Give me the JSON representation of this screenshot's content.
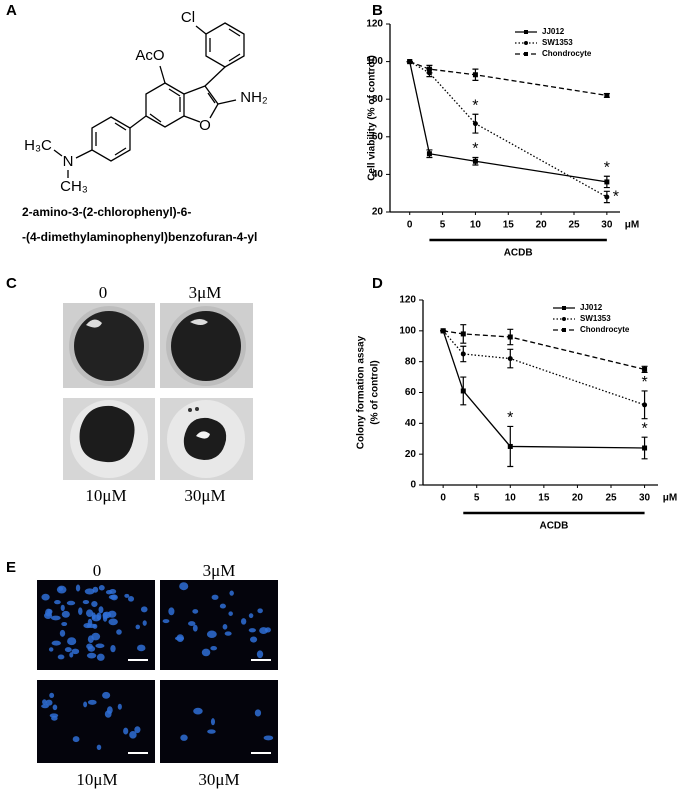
{
  "panel_a": {
    "label": "A",
    "atoms": {
      "cl": "Cl",
      "aco": "AcO",
      "nh2": "NH₂",
      "o": "O",
      "n": "N",
      "h3c": "H₃C",
      "ch3": "CH₃"
    },
    "caption": [
      "2-amino-3-(2-chlorophenyl)-6-",
      "-(4-dimethylaminophenyl)benzofuran-4-yl"
    ]
  },
  "panel_b": {
    "label": "B"
  },
  "panel_c": {
    "label": "C",
    "images": [
      "0",
      "3μM",
      "10μM",
      "30μM"
    ]
  },
  "panel_d": {
    "label": "D"
  },
  "panel_e": {
    "label": "E",
    "images": [
      "0",
      "3μM",
      "10μM",
      "30μM"
    ]
  },
  "chart_data": [
    {
      "type": "line",
      "ylabel": [
        "Cell viability (% of control)"
      ],
      "xlabel": "ACDB",
      "x_unit": "μM",
      "x": [
        0,
        3,
        10,
        30
      ],
      "xlim": [
        -3,
        32
      ],
      "xticks": [
        0,
        5,
        10,
        15,
        20,
        25,
        30
      ],
      "ylim": [
        20,
        120
      ],
      "yticks": [
        20,
        40,
        60,
        80,
        100,
        120
      ],
      "legend": "upper right",
      "series": [
        {
          "name": "JJ012",
          "color": "#000000",
          "dash": "solid",
          "marker": "square",
          "values": [
            100,
            51,
            47,
            36
          ],
          "errors": [
            0,
            2,
            2,
            3
          ],
          "significance": [
            null,
            null,
            "*",
            "*"
          ]
        },
        {
          "name": "SW1353",
          "color": "#000000",
          "dash": "dotted",
          "marker": "circle",
          "values": [
            100,
            94,
            67,
            28
          ],
          "errors": [
            0,
            2,
            5,
            3
          ],
          "significance": [
            null,
            null,
            "*",
            "*"
          ]
        },
        {
          "name": "Chondrocyte",
          "color": "#000000",
          "dash": "dashed",
          "marker": "square",
          "values": [
            100,
            96,
            93,
            82
          ],
          "errors": [
            0,
            2,
            3,
            1
          ],
          "significance": [
            null,
            null,
            null,
            null
          ]
        }
      ]
    },
    {
      "type": "line",
      "ylabel": [
        "Colony formation assay",
        "(% of control)"
      ],
      "xlabel": "ACDB",
      "x_unit": "μM",
      "x": [
        0,
        3,
        10,
        30
      ],
      "xlim": [
        -3,
        32
      ],
      "xticks": [
        0,
        5,
        10,
        15,
        20,
        25,
        30
      ],
      "ylim": [
        0,
        120
      ],
      "yticks": [
        0,
        20,
        40,
        60,
        80,
        100,
        120
      ],
      "legend": "upper right",
      "series": [
        {
          "name": "JJ012",
          "color": "#000000",
          "dash": "solid",
          "marker": "square",
          "values": [
            100,
            61,
            25,
            24
          ],
          "errors": [
            0,
            9,
            13,
            7
          ],
          "significance": [
            null,
            null,
            "*",
            "*"
          ]
        },
        {
          "name": "SW1353",
          "color": "#000000",
          "dash": "dotted",
          "marker": "circle",
          "values": [
            100,
            85,
            82,
            52
          ],
          "errors": [
            0,
            5,
            6,
            9
          ],
          "significance": [
            null,
            null,
            null,
            "*"
          ]
        },
        {
          "name": "Chondrocyte",
          "color": "#000000",
          "dash": "dashed",
          "marker": "square",
          "values": [
            100,
            98,
            96,
            75
          ],
          "errors": [
            0,
            6,
            5,
            2
          ],
          "significance": [
            null,
            null,
            null,
            null
          ]
        }
      ]
    }
  ]
}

- **TASK INSTRUCTIONS**: Copy the whole of the material above exactly, and exclude every picture.

- **RESULT OF THIS TASK**:
Give me the JSON representation of this screenshot's content.
{
  "panel_a": {
    "label": "A",
    "atoms": {
      "cl": "Cl",
      "aco": "AcO",
      "nh2": "NH₂",
      "o": "O",
      "n": "N",
      "h3c": "H₃C",
      "ch3": "CH₃"
    },
    "caption": [
      "2-amino-3-(2-chlorophenyl)-6-",
      "-(4-dimethylaminophenyl)benzofuran-4-yl"
    ]
  },
  "panel_b": {
    "label": "B"
  },
  "panel_c": {
    "label": "C",
    "images": [
      "0",
      "3μM",
      "10μM",
      "30μM"
    ]
  },
  "panel_d": {
    "label": "D"
  },
  "panel_e": {
    "label": "E",
    "images": [
      "0",
      "3μM",
      "10μM",
      "30μM"
    ]
  },
  "chart_data": [
    {
      "type": "line",
      "ylabel": [
        "Cell viability (% of control)"
      ],
      "xlabel": "ACDB",
      "x_unit": "μM",
      "x": [
        0,
        3,
        10,
        30
      ],
      "xlim": [
        -3,
        32
      ],
      "xticks": [
        0,
        5,
        10,
        15,
        20,
        25,
        30
      ],
      "ylim": [
        20,
        120
      ],
      "yticks": [
        20,
        40,
        60,
        80,
        100,
        120
      ],
      "legend": "upper right",
      "series": [
        {
          "name": "JJ012",
          "color": "#000000",
          "dash": "solid",
          "marker": "square",
          "values": [
            100,
            51,
            47,
            36
          ],
          "errors": [
            0,
            2,
            2,
            3
          ],
          "significance": [
            null,
            null,
            "*",
            "*"
          ]
        },
        {
          "name": "SW1353",
          "color": "#000000",
          "dash": "dotted",
          "marker": "circle",
          "values": [
            100,
            94,
            67,
            28
          ],
          "errors": [
            0,
            2,
            5,
            3
          ],
          "significance": [
            null,
            null,
            "*",
            "*"
          ]
        },
        {
          "name": "Chondrocyte",
          "color": "#000000",
          "dash": "dashed",
          "marker": "square",
          "values": [
            100,
            96,
            93,
            82
          ],
          "errors": [
            0,
            2,
            3,
            1
          ],
          "significance": [
            null,
            null,
            null,
            null
          ]
        }
      ]
    },
    {
      "type": "line",
      "ylabel": [
        "Colony formation assay",
        "(% of control)"
      ],
      "xlabel": "ACDB",
      "x_unit": "μM",
      "x": [
        0,
        3,
        10,
        30
      ],
      "xlim": [
        -3,
        32
      ],
      "xticks": [
        0,
        5,
        10,
        15,
        20,
        25,
        30
      ],
      "ylim": [
        0,
        120
      ],
      "yticks": [
        0,
        20,
        40,
        60,
        80,
        100,
        120
      ],
      "legend": "upper right",
      "series": [
        {
          "name": "JJ012",
          "color": "#000000",
          "dash": "solid",
          "marker": "square",
          "values": [
            100,
            61,
            25,
            24
          ],
          "errors": [
            0,
            9,
            13,
            7
          ],
          "significance": [
            null,
            null,
            "*",
            "*"
          ]
        },
        {
          "name": "SW1353",
          "color": "#000000",
          "dash": "dotted",
          "marker": "circle",
          "values": [
            100,
            85,
            82,
            52
          ],
          "errors": [
            0,
            5,
            6,
            9
          ],
          "significance": [
            null,
            null,
            null,
            "*"
          ]
        },
        {
          "name": "Chondrocyte",
          "color": "#000000",
          "dash": "dashed",
          "marker": "square",
          "values": [
            100,
            98,
            96,
            75
          ],
          "errors": [
            0,
            6,
            5,
            2
          ],
          "significance": [
            null,
            null,
            null,
            null
          ]
        }
      ]
    }
  ]
}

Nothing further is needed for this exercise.